| ENTRIES SHOWN |
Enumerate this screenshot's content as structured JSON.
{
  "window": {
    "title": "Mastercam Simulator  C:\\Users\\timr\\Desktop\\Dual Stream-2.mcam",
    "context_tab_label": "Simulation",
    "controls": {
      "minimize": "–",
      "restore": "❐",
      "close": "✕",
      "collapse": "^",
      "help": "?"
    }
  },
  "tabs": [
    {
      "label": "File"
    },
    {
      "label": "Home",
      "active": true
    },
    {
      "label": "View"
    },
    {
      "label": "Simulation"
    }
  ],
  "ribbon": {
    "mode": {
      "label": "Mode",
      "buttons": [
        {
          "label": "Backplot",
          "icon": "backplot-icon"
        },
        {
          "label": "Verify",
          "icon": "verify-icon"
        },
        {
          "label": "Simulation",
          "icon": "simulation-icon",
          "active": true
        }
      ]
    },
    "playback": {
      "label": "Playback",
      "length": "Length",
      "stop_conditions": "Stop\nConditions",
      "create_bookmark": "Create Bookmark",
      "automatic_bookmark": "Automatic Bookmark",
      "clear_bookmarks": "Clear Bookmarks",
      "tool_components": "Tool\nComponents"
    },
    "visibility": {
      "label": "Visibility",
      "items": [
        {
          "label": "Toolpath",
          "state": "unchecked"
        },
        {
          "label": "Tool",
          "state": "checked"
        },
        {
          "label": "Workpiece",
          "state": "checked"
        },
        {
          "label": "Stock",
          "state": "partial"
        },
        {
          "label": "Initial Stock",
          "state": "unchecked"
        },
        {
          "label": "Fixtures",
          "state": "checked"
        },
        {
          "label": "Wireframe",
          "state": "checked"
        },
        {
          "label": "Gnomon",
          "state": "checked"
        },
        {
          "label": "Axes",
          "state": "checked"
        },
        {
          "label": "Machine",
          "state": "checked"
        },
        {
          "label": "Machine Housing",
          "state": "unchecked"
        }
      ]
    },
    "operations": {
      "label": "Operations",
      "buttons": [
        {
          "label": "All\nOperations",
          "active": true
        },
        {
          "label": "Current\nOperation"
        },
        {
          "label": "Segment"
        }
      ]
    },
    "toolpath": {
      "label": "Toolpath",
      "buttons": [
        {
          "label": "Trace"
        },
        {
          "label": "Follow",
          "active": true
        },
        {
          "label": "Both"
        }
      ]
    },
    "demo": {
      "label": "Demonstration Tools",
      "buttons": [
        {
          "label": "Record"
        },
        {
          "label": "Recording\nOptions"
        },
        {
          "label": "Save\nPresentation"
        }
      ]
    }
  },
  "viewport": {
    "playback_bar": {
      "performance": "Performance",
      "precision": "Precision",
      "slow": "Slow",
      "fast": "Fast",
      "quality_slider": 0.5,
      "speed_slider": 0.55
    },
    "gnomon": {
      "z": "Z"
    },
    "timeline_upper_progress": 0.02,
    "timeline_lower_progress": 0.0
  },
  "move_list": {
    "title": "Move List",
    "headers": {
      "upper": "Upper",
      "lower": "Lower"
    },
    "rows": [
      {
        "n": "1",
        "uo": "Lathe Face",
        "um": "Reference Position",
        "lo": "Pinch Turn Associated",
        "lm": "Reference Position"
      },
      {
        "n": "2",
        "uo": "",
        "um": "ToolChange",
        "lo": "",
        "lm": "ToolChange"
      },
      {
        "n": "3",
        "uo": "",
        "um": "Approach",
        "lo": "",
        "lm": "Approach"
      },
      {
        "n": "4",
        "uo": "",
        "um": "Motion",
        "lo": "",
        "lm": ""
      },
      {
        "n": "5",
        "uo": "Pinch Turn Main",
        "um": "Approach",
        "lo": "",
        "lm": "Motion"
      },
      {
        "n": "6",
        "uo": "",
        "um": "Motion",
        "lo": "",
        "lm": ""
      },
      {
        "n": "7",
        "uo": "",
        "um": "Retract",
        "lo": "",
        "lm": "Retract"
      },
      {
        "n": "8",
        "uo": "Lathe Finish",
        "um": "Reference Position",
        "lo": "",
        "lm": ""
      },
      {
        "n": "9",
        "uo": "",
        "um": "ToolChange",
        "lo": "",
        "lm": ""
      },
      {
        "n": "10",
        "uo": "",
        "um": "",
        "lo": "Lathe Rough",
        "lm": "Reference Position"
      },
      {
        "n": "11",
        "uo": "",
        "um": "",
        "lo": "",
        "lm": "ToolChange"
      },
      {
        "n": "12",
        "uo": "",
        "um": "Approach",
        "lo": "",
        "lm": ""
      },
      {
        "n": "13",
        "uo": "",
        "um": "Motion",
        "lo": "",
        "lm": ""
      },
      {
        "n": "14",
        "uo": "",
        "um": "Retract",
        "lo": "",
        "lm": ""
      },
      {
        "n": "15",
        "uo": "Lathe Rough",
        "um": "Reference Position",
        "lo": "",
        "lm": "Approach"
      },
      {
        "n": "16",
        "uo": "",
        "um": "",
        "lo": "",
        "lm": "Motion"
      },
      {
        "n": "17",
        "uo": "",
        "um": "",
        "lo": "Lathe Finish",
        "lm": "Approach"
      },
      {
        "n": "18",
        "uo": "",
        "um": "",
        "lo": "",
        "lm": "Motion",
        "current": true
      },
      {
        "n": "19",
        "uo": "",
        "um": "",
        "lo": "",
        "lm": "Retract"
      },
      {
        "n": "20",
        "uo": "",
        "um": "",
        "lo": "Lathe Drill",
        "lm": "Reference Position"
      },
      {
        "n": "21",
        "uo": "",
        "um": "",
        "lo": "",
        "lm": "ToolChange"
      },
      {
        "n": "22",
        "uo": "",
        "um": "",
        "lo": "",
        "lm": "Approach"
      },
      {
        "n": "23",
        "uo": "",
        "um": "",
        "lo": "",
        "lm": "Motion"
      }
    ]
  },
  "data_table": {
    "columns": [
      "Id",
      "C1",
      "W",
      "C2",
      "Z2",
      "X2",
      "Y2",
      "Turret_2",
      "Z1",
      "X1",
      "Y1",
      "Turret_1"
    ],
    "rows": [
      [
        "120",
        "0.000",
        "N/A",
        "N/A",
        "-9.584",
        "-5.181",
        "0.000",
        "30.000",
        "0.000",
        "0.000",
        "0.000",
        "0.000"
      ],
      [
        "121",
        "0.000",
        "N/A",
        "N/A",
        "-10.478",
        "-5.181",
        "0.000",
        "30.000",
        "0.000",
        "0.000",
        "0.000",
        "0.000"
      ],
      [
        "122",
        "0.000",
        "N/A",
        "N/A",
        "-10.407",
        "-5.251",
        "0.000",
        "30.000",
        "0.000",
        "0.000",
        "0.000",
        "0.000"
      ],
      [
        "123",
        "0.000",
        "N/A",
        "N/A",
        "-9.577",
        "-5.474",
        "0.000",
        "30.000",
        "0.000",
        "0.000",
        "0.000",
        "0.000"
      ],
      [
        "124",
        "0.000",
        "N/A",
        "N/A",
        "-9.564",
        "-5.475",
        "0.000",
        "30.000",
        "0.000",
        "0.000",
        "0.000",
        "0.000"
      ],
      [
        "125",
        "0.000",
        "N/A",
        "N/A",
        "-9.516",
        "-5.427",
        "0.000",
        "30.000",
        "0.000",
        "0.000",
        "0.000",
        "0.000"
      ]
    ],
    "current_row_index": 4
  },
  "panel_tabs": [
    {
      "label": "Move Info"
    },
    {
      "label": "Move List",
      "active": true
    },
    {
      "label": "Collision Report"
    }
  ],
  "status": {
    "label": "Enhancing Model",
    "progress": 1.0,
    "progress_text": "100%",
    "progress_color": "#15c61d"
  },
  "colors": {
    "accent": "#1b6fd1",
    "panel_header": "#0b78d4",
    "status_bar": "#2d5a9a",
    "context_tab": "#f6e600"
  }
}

| SHORT EXERCISE |
Look through the entries above; copy each line where the string "Lathe" appears.

| WRITTEN ANSWER |
        "uo": "Lathe Face",
        "uo": "Lathe Finish",
        "lo": "Lathe Rough",
        "uo": "Lathe Rough",
        "lo": "Lathe Finish",
        "lo": "Lathe Drill",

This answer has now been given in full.